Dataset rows
————————

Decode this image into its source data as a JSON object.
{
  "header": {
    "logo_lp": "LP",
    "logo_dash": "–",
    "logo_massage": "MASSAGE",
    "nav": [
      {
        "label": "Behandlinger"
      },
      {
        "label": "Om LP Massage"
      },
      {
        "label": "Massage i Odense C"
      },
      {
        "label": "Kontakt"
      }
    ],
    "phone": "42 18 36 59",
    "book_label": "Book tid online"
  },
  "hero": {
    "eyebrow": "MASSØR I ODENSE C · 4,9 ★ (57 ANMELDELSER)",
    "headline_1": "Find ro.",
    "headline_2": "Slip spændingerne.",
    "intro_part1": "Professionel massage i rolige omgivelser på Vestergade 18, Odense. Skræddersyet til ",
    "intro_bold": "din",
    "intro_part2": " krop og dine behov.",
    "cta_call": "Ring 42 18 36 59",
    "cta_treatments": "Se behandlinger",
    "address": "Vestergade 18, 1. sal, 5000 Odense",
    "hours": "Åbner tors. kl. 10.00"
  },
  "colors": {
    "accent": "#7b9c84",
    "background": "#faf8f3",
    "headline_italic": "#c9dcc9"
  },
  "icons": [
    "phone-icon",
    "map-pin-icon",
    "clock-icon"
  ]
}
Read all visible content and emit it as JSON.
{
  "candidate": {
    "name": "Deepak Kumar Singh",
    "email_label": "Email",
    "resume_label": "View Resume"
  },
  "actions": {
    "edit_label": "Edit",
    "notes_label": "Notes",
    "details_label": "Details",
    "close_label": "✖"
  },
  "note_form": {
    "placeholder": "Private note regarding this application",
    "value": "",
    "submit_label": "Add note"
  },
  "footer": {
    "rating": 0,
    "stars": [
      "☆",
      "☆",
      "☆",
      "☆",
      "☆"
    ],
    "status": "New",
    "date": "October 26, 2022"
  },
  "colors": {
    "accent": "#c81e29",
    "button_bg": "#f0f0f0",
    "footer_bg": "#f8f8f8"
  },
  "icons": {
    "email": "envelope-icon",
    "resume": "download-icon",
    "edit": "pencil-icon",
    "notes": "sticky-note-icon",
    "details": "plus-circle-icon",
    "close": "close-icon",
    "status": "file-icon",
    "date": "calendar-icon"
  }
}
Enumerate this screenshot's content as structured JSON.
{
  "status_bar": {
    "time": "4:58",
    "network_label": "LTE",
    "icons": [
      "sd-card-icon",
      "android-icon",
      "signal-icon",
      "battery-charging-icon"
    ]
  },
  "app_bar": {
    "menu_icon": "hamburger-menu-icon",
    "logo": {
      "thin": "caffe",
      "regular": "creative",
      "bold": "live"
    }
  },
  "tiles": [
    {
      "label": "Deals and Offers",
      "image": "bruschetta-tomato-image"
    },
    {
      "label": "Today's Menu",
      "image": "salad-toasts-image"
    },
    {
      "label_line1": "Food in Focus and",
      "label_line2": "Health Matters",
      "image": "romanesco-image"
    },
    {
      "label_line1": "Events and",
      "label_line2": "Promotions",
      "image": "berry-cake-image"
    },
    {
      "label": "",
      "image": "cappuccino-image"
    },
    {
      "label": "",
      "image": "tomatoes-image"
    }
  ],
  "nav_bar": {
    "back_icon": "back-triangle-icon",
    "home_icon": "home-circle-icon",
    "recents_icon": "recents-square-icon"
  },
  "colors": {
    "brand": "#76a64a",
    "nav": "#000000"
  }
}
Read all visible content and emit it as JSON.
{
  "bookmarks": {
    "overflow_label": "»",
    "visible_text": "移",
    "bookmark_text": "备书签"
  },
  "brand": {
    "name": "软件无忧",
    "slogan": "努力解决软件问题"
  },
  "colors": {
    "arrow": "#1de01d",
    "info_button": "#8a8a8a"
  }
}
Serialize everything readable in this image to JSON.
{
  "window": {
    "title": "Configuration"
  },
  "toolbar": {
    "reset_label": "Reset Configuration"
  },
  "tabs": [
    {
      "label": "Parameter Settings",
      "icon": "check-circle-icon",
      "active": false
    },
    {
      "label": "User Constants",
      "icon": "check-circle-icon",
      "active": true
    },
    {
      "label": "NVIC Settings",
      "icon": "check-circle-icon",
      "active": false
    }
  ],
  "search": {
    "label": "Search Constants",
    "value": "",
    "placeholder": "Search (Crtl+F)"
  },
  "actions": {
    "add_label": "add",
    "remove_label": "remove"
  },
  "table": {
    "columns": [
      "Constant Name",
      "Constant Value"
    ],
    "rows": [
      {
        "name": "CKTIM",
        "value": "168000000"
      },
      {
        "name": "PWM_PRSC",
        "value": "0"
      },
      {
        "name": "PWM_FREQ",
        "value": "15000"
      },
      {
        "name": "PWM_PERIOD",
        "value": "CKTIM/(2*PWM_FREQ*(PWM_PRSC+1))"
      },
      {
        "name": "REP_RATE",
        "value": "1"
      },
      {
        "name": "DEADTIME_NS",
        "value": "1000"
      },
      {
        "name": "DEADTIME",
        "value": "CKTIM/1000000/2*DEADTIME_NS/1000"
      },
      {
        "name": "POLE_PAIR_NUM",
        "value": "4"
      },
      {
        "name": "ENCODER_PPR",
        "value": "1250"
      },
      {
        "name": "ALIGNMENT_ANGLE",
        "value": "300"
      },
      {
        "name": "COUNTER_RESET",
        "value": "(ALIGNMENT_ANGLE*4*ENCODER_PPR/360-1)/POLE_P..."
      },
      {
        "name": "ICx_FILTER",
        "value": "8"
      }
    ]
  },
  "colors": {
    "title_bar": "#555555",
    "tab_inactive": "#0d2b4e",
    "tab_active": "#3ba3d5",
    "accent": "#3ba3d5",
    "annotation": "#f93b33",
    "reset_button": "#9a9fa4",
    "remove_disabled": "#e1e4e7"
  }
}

————————

> **Problem to work on**:
State how many lines of the listing above include the word "Vestergade". Give nothing but the number.

> **Answer in full**:
2